++++ Supplied data ++++
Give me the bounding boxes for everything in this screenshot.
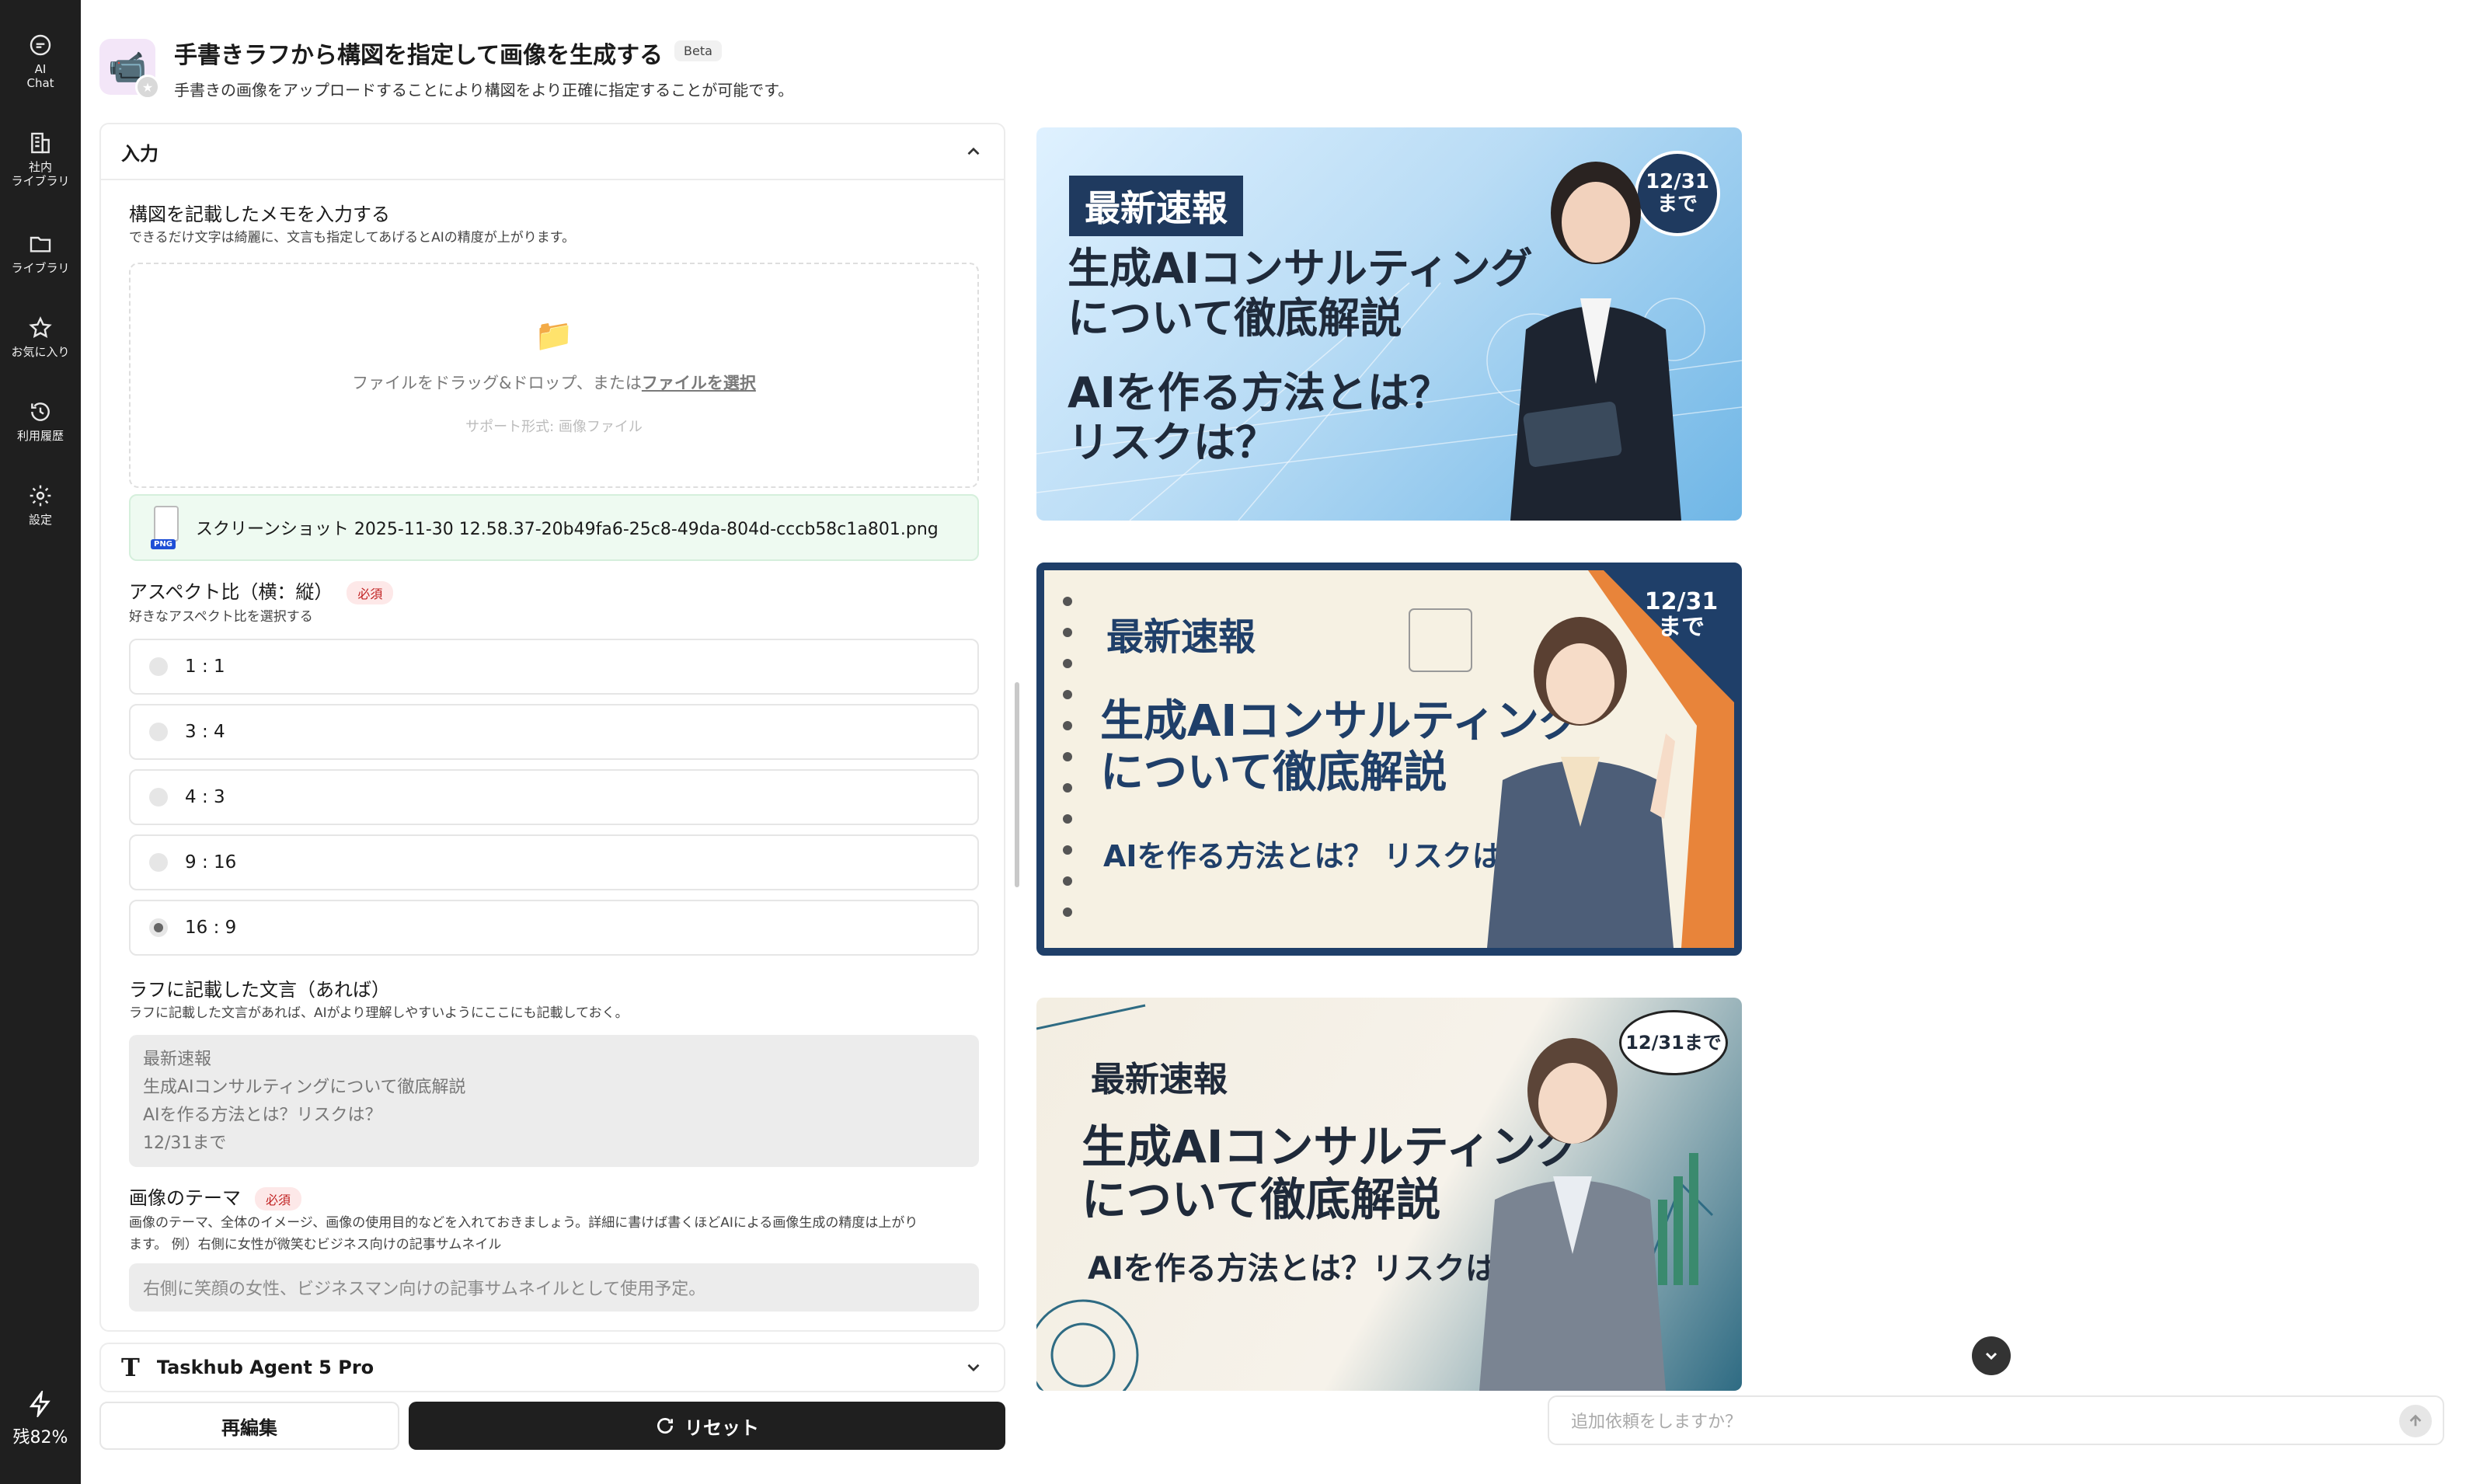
additional-request-input[interactable]: 追加依頼をしますか？ bbox=[1548, 1395, 2444, 1445]
uploaded-file[interactable]: PNG スクリーンショット 2025-11-30 12.58.37-20b49f… bbox=[129, 494, 979, 561]
arrow-up-icon bbox=[2409, 1414, 2422, 1427]
aspect-option-label: 4 : 3 bbox=[185, 787, 225, 807]
rough-text-textarea[interactable]: 最新速報 生成AIコンサルティングについて徹底解説 AIを作る方法とは？リスクは… bbox=[129, 1035, 979, 1167]
panel-scrollbar[interactable] bbox=[1015, 682, 1019, 887]
sidebar-item-label: 利用履歴 bbox=[16, 429, 64, 443]
reset-button-label: リセット bbox=[684, 1416, 759, 1439]
aspect-label-text: アスペクト比（横：縦） bbox=[129, 581, 333, 603]
memo-label: 構図を記載したメモを入力する bbox=[129, 204, 390, 225]
required-badge: 必須 bbox=[347, 581, 394, 604]
image-tag: 最新速報 bbox=[1106, 615, 1256, 659]
chevron-down-icon bbox=[1985, 1352, 1998, 1360]
radio-button[interactable] bbox=[149, 788, 168, 806]
usage-remaining: 残82% bbox=[0, 1391, 81, 1448]
usage-remaining-text: 残82% bbox=[12, 1428, 68, 1447]
beta-badge: Beta bbox=[674, 40, 722, 61]
input-panel-header[interactable]: 入力 bbox=[101, 124, 1004, 180]
aspect-option-3-4[interactable]: 3 : 4 bbox=[129, 704, 979, 760]
sidebar-item-label: お気に入り bbox=[11, 345, 70, 359]
theme-help-1: 画像のテーマ、全体のイメージ、画像の使用目的などを入れておきましょう。詳細に書け… bbox=[129, 1215, 918, 1231]
image-subheadline: AIを作る方法とは？リスクは？ bbox=[1088, 1251, 1527, 1287]
required-badge: 必須 bbox=[255, 1187, 302, 1211]
chevron-up-icon[interactable] bbox=[963, 141, 984, 162]
app-icon: 📹 ★ bbox=[99, 39, 160, 99]
file-type-tag: PNG bbox=[151, 539, 176, 549]
input-panel: 入力 構図を記載したメモを入力する できるだけ文字は綺麗に、文言も指定してあげる… bbox=[99, 123, 1005, 1332]
left-sidebar: AI Chat 社内 ライブラリ ライブラリ お気に入り 利用履歴 設定 残82… bbox=[0, 0, 81, 1484]
sidebar-item-label: 設定 bbox=[28, 513, 52, 527]
chat-placeholder: 追加依頼をしますか？ bbox=[1571, 1413, 1743, 1432]
sidebar-item-history[interactable]: 利用履歴 bbox=[0, 399, 81, 443]
dropzone-text: ファイルをドラッグ&ドロップ、またはファイルを選択 bbox=[131, 371, 977, 394]
file-dropzone[interactable]: 📁 ファイルをドラッグ&ドロップ、またはファイルを選択 サポート形式: 画像ファ… bbox=[129, 263, 979, 488]
aspect-label: アスペクト比（横：縦） 必須 bbox=[129, 577, 394, 604]
sidebar-item-ai-chat[interactable]: AI Chat bbox=[0, 33, 81, 90]
aspect-option-label: 16 : 9 bbox=[185, 918, 237, 938]
send-button[interactable] bbox=[2399, 1405, 2432, 1437]
star-icon bbox=[29, 316, 52, 338]
supported-formats: サポート形式: 画像ファイル bbox=[465, 419, 643, 435]
sidebar-item-library[interactable]: ライブラリ bbox=[0, 232, 81, 275]
history-icon bbox=[31, 402, 50, 421]
model-logo-icon: T bbox=[121, 1353, 140, 1382]
aspect-option-label: 9 : 16 bbox=[185, 852, 237, 873]
radio-button-selected[interactable] bbox=[149, 918, 168, 937]
theme-input[interactable]: 右側に笑顔の女性、ビジネスマン向けの記事サムネイルとして使用予定。 bbox=[129, 1263, 979, 1312]
page-title: 手書きラフから構図を指定して画像を生成する bbox=[174, 42, 664, 69]
generated-image-3[interactable]: 最新速報 生成AIコンサルティング について徹底解説 AIを作る方法とは？リスク… bbox=[1036, 998, 1742, 1391]
aspect-help: 好きなアスペクト比を選択する bbox=[129, 609, 313, 625]
dropzone-instruction: ファイルをドラッグ&ドロップ、または bbox=[352, 374, 642, 392]
image-subheadline: AIを作る方法とは？ リスクは？ bbox=[1068, 368, 1451, 467]
building-icon bbox=[31, 132, 50, 154]
image-tag: 最新速報 bbox=[1069, 176, 1243, 236]
folder-icon bbox=[30, 236, 51, 253]
generated-image-1[interactable]: 最新速報 生成AIコンサルティング について徹底解説 AIを作る方法とは？ リス… bbox=[1036, 127, 1742, 521]
uploaded-file-name: スクリーンショット 2025-11-30 12.58.37-20b49fa6-2… bbox=[196, 520, 939, 539]
sidebar-item-settings[interactable]: 設定 bbox=[0, 483, 81, 527]
page-subtitle: 手書きの画像をアップロードすることにより構図をより正確に指定することが可能です。 bbox=[174, 81, 794, 99]
sidebar-item-company-library[interactable]: 社内 ライブラリ bbox=[0, 131, 81, 188]
radio-button[interactable] bbox=[149, 657, 168, 676]
input-panel-title: 入力 bbox=[121, 142, 158, 165]
memo-help: できるだけ文字は綺麗に、文言も指定してあげるとAIの精度が上がります。 bbox=[129, 230, 576, 246]
star-badge-icon: ★ bbox=[135, 75, 160, 99]
model-name: Taskhub Agent 5 Pro bbox=[156, 1357, 374, 1378]
rough-text-help: ラフに記載した文言があれば、AIがより理解しやすいようにここにも記載しておく。 bbox=[129, 1005, 629, 1021]
sidebar-item-label: ライブラリ bbox=[11, 261, 70, 275]
businesswoman-illustration bbox=[1510, 162, 1681, 521]
lightning-icon bbox=[29, 1391, 51, 1417]
aspect-option-4-3[interactable]: 4 : 3 bbox=[129, 769, 979, 825]
theme-help-2: ます。 例）右側に女性が微笑むビジネス向けの記事サムネイル bbox=[129, 1237, 502, 1252]
image-subheadline: AIを作る方法とは？ リスクは？ bbox=[1103, 839, 1531, 873]
generated-image-2[interactable]: 最新速報 生成AIコンサルティング について徹底解説 AIを作る方法とは？ リス… bbox=[1036, 563, 1742, 956]
aspect-option-label: 1 : 1 bbox=[185, 657, 225, 677]
select-file-link[interactable]: ファイルを選択 bbox=[642, 374, 756, 392]
theme-label: 画像のテーマ 必須 bbox=[129, 1183, 302, 1211]
businesswoman-illustration bbox=[1487, 617, 1675, 948]
reset-button[interactable]: リセット bbox=[409, 1402, 1005, 1450]
gear-icon bbox=[30, 485, 51, 507]
image-headline: 生成AIコンサルティング について徹底解説 bbox=[1068, 244, 1533, 343]
sidebar-item-label: 社内 ライブラリ bbox=[11, 160, 70, 188]
rough-text-label: ラフに記載した文言（あれば） bbox=[129, 979, 390, 1001]
chat-bubble-icon bbox=[30, 34, 51, 56]
refresh-icon bbox=[657, 1418, 674, 1434]
aspect-option-16-9[interactable]: 16 : 9 bbox=[129, 900, 979, 956]
sidebar-item-label: AI Chat bbox=[26, 62, 54, 90]
image-tag: 最新速報 bbox=[1091, 1060, 1228, 1099]
sidebar-item-favorites[interactable]: お気に入り bbox=[0, 315, 81, 359]
aspect-option-9-16[interactable]: 9 : 16 bbox=[129, 834, 979, 890]
radio-button[interactable] bbox=[149, 723, 168, 741]
businesswoman-illustration bbox=[1479, 1038, 1666, 1391]
aspect-option-1-1[interactable]: 1 : 1 bbox=[129, 639, 979, 695]
re-edit-button[interactable]: 再編集 bbox=[99, 1402, 399, 1450]
scroll-down-button[interactable] bbox=[1972, 1336, 2011, 1375]
radio-button[interactable] bbox=[149, 853, 168, 872]
png-file-icon: PNG bbox=[151, 506, 182, 549]
aspect-option-label: 3 : 4 bbox=[185, 722, 225, 742]
folder-icon: 📁 bbox=[535, 318, 573, 354]
theme-label-text: 画像のテーマ bbox=[129, 1187, 241, 1209]
chevron-down-icon[interactable] bbox=[963, 1357, 984, 1378]
model-selector[interactable]: T Taskhub Agent 5 Pro bbox=[99, 1343, 1005, 1392]
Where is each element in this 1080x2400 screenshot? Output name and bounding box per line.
++++
• _Task requirements_
Render as a numbered list the lines of the data from the one containing "1395, 2444, 1445]" through the one containing "memo-label: 構図を記載したメモを入力する bbox=[129, 204, 390, 225]", both included, and leave out any blank lines.

• _Response to this exercise_
1. additional-request-input[interactable]: 追加依頼をしますか？ bbox=[1548, 1395, 2444, 1445]
2. uploaded-file[interactable]: PNG スクリーンショット 2025-11-30 12.58.37-20b49f… bbox=[129, 494, 979, 561]
3. arrow-up-icon bbox=[2409, 1414, 2422, 1427]
4. aspect-option-label: 4 : 3 bbox=[185, 787, 225, 807]
5. rough-text-textarea[interactable]: 最新速報 生成AIコンサルティングについて徹底解説 AIを作る方法とは？リスクは… bbox=[129, 1035, 979, 1167]
6. panel-scrollbar[interactable] bbox=[1015, 682, 1019, 887]
7. sidebar-item-label: 利用履歴 bbox=[16, 429, 64, 443]
8. reset-button-label: リセット bbox=[684, 1416, 759, 1439]
9. aspect-label-text: アスペクト比（横：縦） bbox=[129, 581, 333, 603]
10. memo-label: 構図を記載したメモを入力する bbox=[129, 204, 390, 225]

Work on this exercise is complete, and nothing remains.